The exercise — Identify the lines holding "title" and copy them.

+++

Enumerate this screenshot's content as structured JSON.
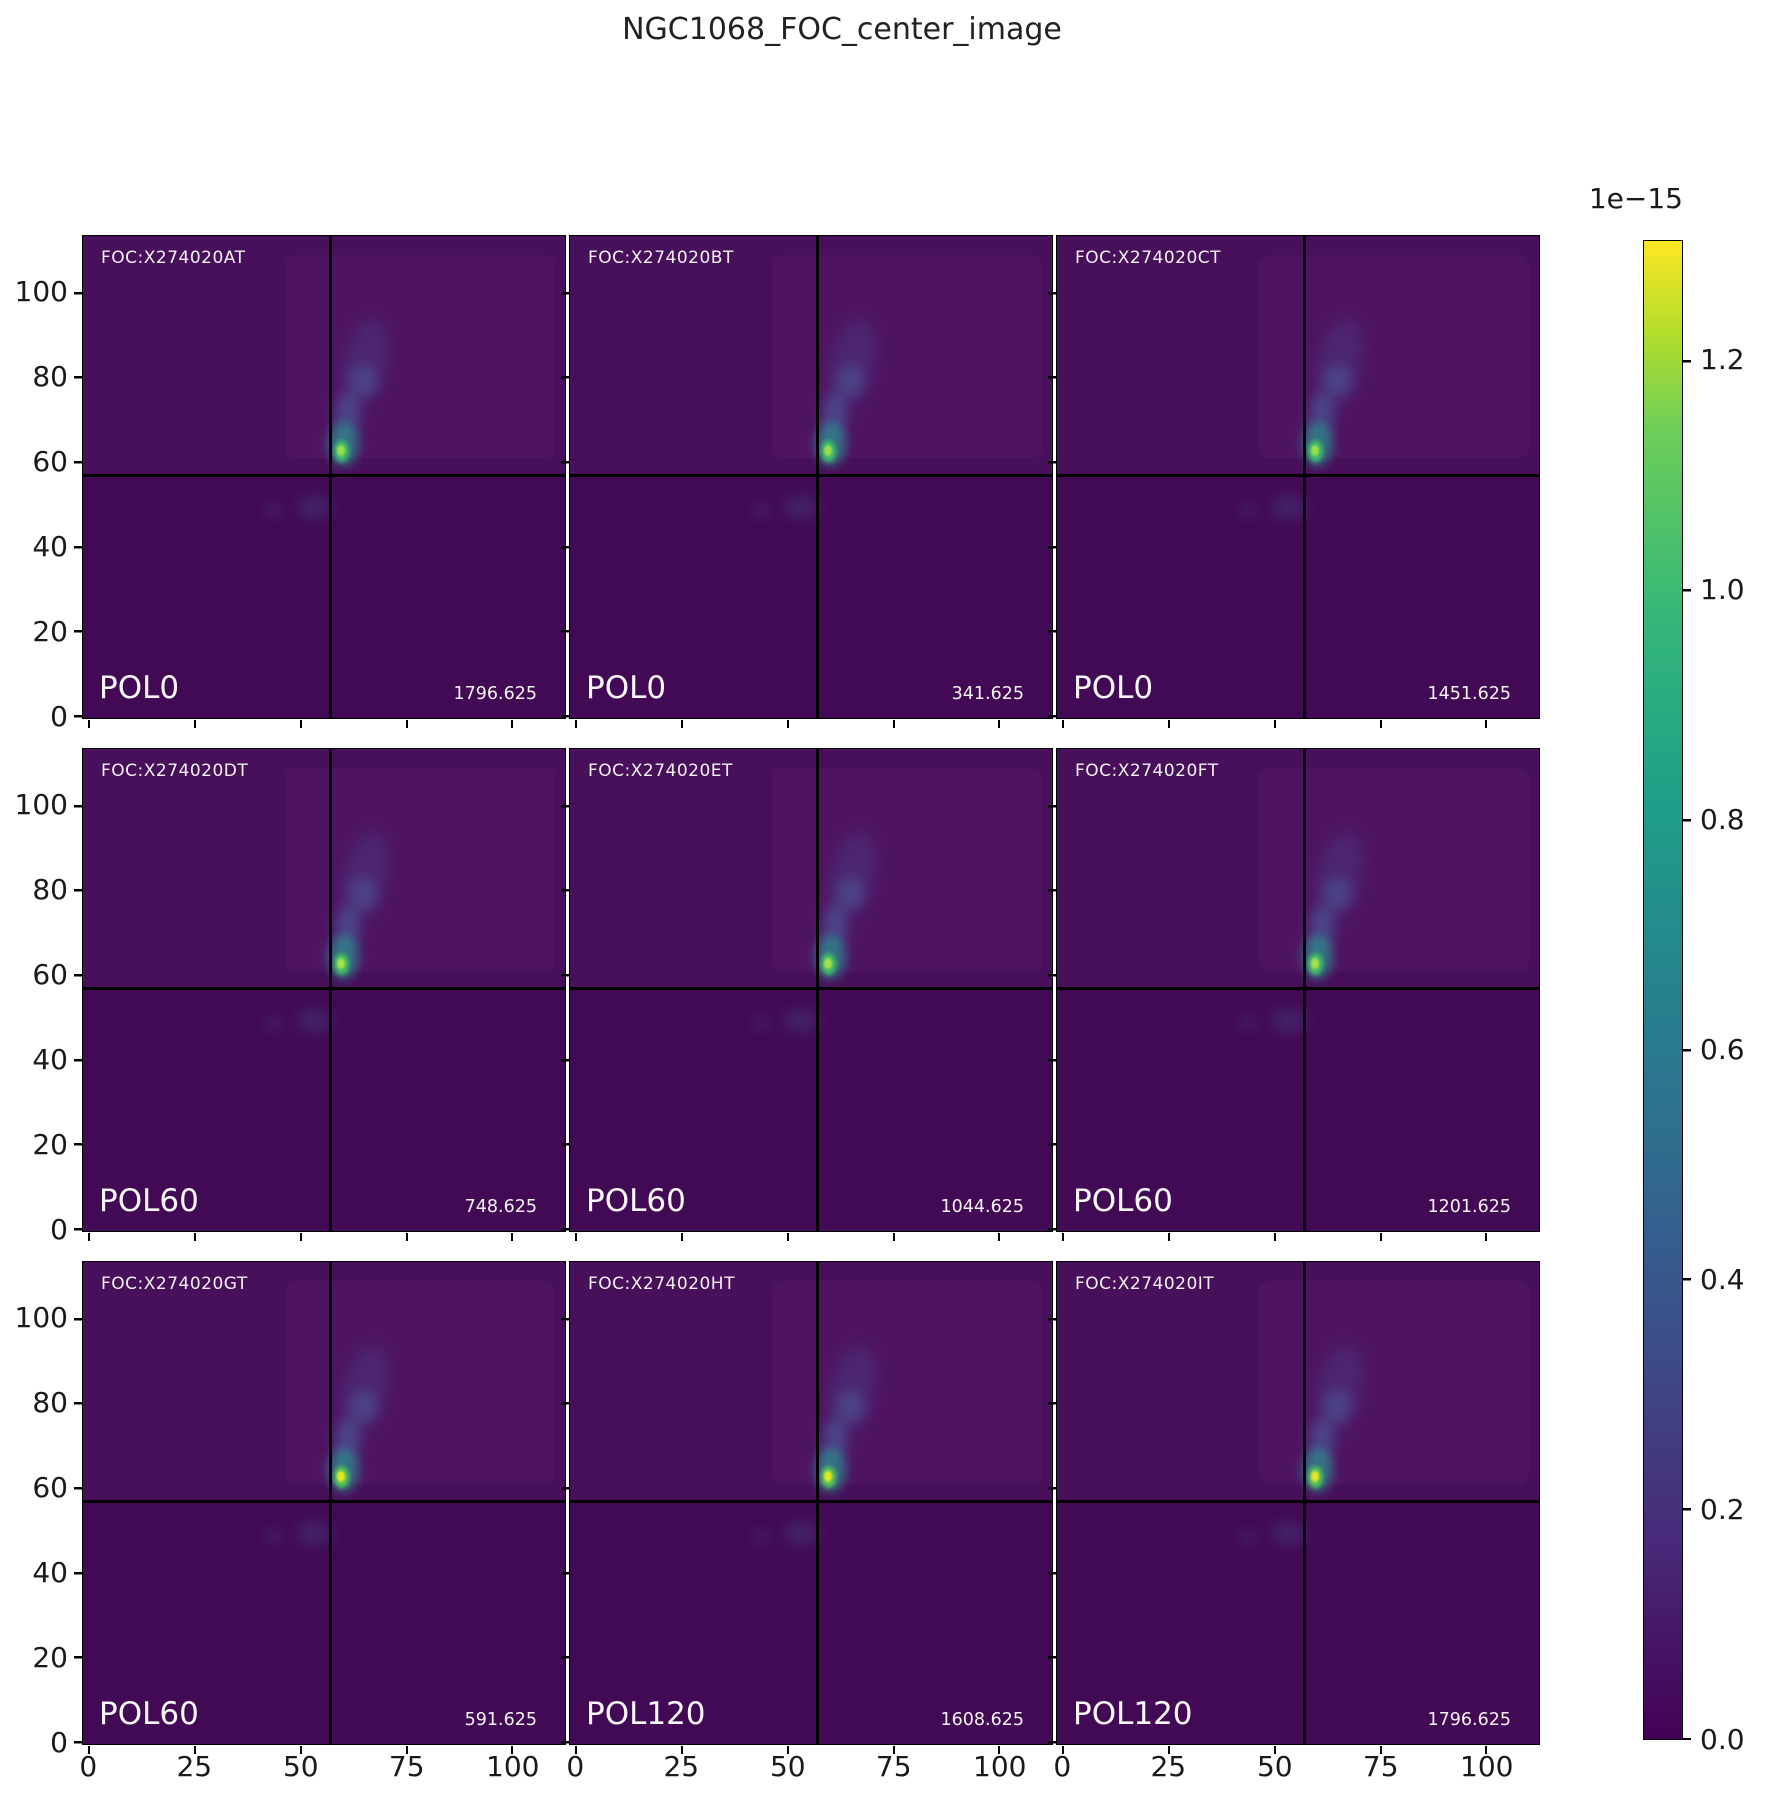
{
  "title": "NGC1068_FOC_center_image",
  "colors": {
    "panel_bg": "#420a54",
    "wisp_blue": "#4a7ab5",
    "core_halo": "#2b8f8f",
    "crosshair": "#000000",
    "colorbar_bottom": "#440154",
    "colorbar_top": "#fde725"
  },
  "axes": {
    "y_ticks": [
      "0",
      "20",
      "40",
      "60",
      "80",
      "100"
    ],
    "x_ticks": [
      "0",
      "25",
      "50",
      "75",
      "100"
    ]
  },
  "colorbar": {
    "offset_label": "1e−15",
    "ticks": [
      "0.0",
      "0.2",
      "0.4",
      "0.6",
      "0.8",
      "1.0",
      "1.2"
    ]
  },
  "panels": [
    {
      "foc": "FOC:X274020AT",
      "pol": "POL0",
      "value": "1796.625",
      "core_color": "#3fbf6d",
      "peak_color": "#9ade4b"
    },
    {
      "foc": "FOC:X274020BT",
      "pol": "POL0",
      "value": "341.625",
      "core_color": "#3fbf6d",
      "peak_color": "#9ade4b"
    },
    {
      "foc": "FOC:X274020CT",
      "pol": "POL0",
      "value": "1451.625",
      "core_color": "#3fbf6d",
      "peak_color": "#9ade4b"
    },
    {
      "foc": "FOC:X274020DT",
      "pol": "POL60",
      "value": "748.625",
      "core_color": "#43c266",
      "peak_color": "#a4e04a"
    },
    {
      "foc": "FOC:X274020ET",
      "pol": "POL60",
      "value": "1044.625",
      "core_color": "#43c266",
      "peak_color": "#a4e04a"
    },
    {
      "foc": "FOC:X274020FT",
      "pol": "POL60",
      "value": "1201.625",
      "core_color": "#43c266",
      "peak_color": "#a4e04a"
    },
    {
      "foc": "FOC:X274020GT",
      "pol": "POL60",
      "value": "591.625",
      "core_color": "#59c95a",
      "peak_color": "#e8e620"
    },
    {
      "foc": "FOC:X274020HT",
      "pol": "POL120",
      "value": "1608.625",
      "core_color": "#59c95a",
      "peak_color": "#e8e620"
    },
    {
      "foc": "FOC:X274020IT",
      "pol": "POL120",
      "value": "1796.625",
      "core_color": "#59c95a",
      "peak_color": "#e8e620"
    }
  ],
  "chart_data": {
    "type": "heatmap",
    "title": "NGC1068_FOC_center_image",
    "layout": "3x3 grid of HST FOC polarimetry intensity images with shared axes and a common viridis colorbar",
    "xlabel": "",
    "ylabel": "",
    "x_tick_values": [
      0,
      25,
      50,
      75,
      100
    ],
    "y_tick_values": [
      0,
      20,
      40,
      60,
      80,
      100
    ],
    "xlim": [
      -1.5,
      112.5
    ],
    "ylim": [
      -0.5,
      113.5
    ],
    "grid": false,
    "legend": "none",
    "colorbar": {
      "colormap": "viridis",
      "scale_factor": "1e-15",
      "tick_values": [
        0.0,
        0.2,
        0.4,
        0.6,
        0.8,
        1.0,
        1.2
      ],
      "vmin": 0.0,
      "vmax_approx": 1.3,
      "position": "right"
    },
    "crosshair_lines": {
      "x": 57,
      "y": 56
    },
    "peak_pixel_approx": {
      "x": 59,
      "y": 64
    },
    "panels": [
      {
        "row": 1,
        "col": 1,
        "foc_id": "X274020AT",
        "polarizer": "POL0",
        "value": 1796.625
      },
      {
        "row": 1,
        "col": 2,
        "foc_id": "X274020BT",
        "polarizer": "POL0",
        "value": 341.625
      },
      {
        "row": 1,
        "col": 3,
        "foc_id": "X274020CT",
        "polarizer": "POL0",
        "value": 1451.625
      },
      {
        "row": 2,
        "col": 1,
        "foc_id": "X274020DT",
        "polarizer": "POL60",
        "value": 748.625
      },
      {
        "row": 2,
        "col": 2,
        "foc_id": "X274020ET",
        "polarizer": "POL60",
        "value": 1044.625
      },
      {
        "row": 2,
        "col": 3,
        "foc_id": "X274020FT",
        "polarizer": "POL60",
        "value": 1201.625
      },
      {
        "row": 3,
        "col": 1,
        "foc_id": "X274020GT",
        "polarizer": "POL60",
        "value": 591.625
      },
      {
        "row": 3,
        "col": 2,
        "foc_id": "X274020HT",
        "polarizer": "POL120",
        "value": 1608.625
      },
      {
        "row": 3,
        "col": 3,
        "foc_id": "X274020IT",
        "polarizer": "POL120",
        "value": 1796.625
      }
    ]
  }
}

+++

Written response —
  "title": "NGC1068_FOC_center_image",
    "title": "NGC1068_FOC_center_image",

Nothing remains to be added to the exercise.